=== RECORD LIST ===

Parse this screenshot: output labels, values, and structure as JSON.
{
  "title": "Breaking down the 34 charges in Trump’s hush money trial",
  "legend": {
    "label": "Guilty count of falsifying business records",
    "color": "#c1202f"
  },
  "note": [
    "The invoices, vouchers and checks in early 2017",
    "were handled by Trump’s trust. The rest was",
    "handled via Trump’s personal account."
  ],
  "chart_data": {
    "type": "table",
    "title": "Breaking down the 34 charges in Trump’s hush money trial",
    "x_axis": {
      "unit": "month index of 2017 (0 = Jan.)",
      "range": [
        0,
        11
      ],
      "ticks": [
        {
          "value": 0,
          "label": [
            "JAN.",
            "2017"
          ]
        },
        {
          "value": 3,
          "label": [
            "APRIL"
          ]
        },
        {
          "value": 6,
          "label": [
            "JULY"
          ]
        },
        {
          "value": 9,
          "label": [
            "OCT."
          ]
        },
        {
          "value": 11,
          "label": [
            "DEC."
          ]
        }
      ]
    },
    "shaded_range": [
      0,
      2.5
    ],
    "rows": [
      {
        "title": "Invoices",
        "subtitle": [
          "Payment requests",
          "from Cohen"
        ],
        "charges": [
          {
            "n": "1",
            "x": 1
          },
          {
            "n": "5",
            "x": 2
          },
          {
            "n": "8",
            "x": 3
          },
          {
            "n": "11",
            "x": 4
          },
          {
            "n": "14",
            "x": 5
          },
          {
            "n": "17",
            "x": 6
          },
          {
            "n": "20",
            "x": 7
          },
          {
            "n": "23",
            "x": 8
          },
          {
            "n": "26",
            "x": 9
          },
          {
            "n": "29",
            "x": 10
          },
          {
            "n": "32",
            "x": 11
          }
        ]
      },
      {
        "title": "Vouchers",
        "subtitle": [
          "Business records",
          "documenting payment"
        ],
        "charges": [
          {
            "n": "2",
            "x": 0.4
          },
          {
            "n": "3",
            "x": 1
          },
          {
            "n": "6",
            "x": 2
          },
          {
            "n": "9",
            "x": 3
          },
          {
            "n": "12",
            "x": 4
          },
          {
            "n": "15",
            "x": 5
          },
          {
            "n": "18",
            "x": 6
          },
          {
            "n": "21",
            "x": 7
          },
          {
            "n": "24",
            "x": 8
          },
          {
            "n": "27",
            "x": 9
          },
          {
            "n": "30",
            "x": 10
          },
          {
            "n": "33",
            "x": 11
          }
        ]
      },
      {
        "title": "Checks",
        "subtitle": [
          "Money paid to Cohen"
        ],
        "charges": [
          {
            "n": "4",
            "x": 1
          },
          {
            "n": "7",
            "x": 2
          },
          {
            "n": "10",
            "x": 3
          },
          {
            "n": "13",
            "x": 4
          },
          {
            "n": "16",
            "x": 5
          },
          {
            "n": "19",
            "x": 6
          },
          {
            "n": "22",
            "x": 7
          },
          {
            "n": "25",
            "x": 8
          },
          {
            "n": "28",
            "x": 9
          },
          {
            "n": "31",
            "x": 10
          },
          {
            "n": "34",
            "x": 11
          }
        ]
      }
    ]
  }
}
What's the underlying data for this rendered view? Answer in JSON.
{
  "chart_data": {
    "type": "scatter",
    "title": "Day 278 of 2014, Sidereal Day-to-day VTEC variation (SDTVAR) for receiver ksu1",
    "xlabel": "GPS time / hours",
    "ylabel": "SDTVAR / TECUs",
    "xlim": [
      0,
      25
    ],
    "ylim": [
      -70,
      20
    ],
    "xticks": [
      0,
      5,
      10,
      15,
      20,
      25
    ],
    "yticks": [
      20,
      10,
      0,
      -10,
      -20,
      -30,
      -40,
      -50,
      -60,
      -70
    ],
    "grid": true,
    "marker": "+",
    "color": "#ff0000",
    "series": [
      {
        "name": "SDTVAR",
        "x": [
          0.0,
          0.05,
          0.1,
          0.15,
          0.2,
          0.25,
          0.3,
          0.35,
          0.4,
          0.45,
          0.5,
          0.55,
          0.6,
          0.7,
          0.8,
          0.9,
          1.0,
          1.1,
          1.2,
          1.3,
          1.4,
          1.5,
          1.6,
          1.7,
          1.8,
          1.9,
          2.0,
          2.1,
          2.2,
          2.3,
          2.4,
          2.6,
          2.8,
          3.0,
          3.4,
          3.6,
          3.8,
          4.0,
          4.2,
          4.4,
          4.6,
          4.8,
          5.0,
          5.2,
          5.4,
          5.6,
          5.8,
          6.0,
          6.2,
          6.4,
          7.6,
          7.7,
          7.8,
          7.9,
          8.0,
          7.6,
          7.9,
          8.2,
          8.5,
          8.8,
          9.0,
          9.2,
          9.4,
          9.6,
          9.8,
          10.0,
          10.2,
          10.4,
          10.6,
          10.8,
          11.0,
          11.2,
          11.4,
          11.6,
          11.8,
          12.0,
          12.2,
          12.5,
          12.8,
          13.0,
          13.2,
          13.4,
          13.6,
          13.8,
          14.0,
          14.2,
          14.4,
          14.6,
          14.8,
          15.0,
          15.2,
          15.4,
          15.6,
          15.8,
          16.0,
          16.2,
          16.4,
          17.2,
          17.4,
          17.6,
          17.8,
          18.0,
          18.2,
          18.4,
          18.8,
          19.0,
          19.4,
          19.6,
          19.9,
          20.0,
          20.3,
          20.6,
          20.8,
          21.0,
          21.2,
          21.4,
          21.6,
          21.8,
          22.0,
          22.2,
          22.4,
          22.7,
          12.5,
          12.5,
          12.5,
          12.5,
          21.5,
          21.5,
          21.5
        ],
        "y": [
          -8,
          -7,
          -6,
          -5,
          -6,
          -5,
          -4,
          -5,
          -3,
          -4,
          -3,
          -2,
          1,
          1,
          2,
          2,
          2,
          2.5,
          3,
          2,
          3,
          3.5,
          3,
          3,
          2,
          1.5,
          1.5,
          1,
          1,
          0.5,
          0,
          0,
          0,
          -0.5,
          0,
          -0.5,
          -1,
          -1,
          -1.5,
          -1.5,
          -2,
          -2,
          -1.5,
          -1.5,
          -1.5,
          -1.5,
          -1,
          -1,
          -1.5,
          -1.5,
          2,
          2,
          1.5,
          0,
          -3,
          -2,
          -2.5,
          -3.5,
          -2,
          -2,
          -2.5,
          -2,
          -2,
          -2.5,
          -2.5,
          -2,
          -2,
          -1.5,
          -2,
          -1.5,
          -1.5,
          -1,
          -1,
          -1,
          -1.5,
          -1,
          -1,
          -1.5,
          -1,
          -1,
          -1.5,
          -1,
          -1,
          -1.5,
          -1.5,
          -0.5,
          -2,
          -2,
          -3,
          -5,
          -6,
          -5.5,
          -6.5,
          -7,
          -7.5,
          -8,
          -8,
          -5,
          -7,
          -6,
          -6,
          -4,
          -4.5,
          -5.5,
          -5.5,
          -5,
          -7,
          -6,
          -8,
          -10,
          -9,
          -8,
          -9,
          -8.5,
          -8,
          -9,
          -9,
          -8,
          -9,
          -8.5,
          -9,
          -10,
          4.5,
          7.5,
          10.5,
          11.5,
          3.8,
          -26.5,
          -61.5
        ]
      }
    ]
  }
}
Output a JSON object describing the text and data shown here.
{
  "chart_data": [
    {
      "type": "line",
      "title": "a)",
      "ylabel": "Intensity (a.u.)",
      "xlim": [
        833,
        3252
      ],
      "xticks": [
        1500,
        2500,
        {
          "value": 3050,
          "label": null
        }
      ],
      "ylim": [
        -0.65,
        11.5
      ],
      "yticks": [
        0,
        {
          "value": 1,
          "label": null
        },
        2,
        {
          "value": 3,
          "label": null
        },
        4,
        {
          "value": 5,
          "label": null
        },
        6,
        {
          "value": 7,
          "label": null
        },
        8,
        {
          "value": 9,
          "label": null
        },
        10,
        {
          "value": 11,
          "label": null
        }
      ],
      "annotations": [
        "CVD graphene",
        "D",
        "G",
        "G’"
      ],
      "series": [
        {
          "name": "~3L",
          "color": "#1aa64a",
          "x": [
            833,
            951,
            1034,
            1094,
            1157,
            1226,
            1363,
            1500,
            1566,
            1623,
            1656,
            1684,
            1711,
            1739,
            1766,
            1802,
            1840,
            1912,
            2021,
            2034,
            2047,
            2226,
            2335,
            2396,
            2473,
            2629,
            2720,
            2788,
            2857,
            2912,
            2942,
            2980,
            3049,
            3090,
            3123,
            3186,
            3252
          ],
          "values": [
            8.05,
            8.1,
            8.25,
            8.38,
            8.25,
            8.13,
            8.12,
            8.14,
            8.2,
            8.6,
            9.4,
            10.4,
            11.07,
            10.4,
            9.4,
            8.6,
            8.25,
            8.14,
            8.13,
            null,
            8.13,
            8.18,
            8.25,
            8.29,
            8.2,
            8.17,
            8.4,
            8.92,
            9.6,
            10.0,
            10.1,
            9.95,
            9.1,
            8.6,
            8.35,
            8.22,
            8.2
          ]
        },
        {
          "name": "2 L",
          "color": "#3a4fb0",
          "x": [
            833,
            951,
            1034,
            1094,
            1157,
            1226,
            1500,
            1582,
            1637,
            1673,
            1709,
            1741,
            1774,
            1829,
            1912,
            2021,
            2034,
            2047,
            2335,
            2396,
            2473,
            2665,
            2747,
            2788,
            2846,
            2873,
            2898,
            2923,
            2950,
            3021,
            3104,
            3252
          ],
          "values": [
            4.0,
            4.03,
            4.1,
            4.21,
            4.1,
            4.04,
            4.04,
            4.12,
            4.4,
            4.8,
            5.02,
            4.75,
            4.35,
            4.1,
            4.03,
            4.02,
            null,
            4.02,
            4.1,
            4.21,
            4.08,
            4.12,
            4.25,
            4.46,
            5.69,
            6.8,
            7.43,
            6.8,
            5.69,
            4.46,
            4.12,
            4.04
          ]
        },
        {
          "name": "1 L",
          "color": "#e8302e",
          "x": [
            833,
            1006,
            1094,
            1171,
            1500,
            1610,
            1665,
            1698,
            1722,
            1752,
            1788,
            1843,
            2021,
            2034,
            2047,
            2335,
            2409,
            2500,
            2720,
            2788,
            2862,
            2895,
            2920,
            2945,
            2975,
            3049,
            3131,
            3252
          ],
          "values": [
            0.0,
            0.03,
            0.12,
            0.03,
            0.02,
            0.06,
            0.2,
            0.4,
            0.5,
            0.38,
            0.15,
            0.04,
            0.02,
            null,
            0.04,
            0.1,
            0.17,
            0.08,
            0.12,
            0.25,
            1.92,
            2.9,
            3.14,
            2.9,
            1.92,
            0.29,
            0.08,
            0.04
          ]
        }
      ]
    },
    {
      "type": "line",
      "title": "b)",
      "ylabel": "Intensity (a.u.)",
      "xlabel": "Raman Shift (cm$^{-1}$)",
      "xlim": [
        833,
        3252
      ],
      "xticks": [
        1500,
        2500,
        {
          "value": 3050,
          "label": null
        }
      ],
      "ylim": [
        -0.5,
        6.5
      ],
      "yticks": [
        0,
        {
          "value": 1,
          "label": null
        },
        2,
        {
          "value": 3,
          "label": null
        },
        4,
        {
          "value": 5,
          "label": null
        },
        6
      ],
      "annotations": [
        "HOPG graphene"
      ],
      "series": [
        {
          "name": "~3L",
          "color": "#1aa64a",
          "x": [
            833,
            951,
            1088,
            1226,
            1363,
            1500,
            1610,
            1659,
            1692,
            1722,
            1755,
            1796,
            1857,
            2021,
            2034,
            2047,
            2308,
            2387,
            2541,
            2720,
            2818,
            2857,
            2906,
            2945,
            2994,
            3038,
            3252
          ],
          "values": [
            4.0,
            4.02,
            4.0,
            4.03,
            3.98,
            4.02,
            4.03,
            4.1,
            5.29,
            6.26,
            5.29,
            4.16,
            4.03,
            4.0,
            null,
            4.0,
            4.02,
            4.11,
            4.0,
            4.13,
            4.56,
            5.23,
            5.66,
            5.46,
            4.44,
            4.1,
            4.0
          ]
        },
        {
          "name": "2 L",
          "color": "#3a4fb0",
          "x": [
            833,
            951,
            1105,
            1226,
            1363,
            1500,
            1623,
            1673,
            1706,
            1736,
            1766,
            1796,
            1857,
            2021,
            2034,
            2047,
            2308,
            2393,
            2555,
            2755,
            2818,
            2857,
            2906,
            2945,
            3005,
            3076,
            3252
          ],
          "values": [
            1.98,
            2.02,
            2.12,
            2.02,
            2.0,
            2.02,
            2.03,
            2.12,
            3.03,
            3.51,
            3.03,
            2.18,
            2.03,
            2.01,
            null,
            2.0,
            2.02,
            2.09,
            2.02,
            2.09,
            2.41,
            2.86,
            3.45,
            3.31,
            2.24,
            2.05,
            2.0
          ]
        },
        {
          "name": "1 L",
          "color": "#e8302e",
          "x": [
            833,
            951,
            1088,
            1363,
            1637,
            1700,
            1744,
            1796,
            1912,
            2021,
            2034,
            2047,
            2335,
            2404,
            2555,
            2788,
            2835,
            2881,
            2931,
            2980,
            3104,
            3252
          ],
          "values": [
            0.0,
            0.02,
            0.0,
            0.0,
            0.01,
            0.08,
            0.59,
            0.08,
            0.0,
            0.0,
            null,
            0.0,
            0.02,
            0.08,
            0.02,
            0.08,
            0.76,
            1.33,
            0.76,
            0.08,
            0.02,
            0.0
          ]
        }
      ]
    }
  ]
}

===

# PROBLEM DETAILS
Pick out the lines containing the string "records" and show them.

# RESULT
    "label": "Guilty count of falsifying business records",
          "Business records",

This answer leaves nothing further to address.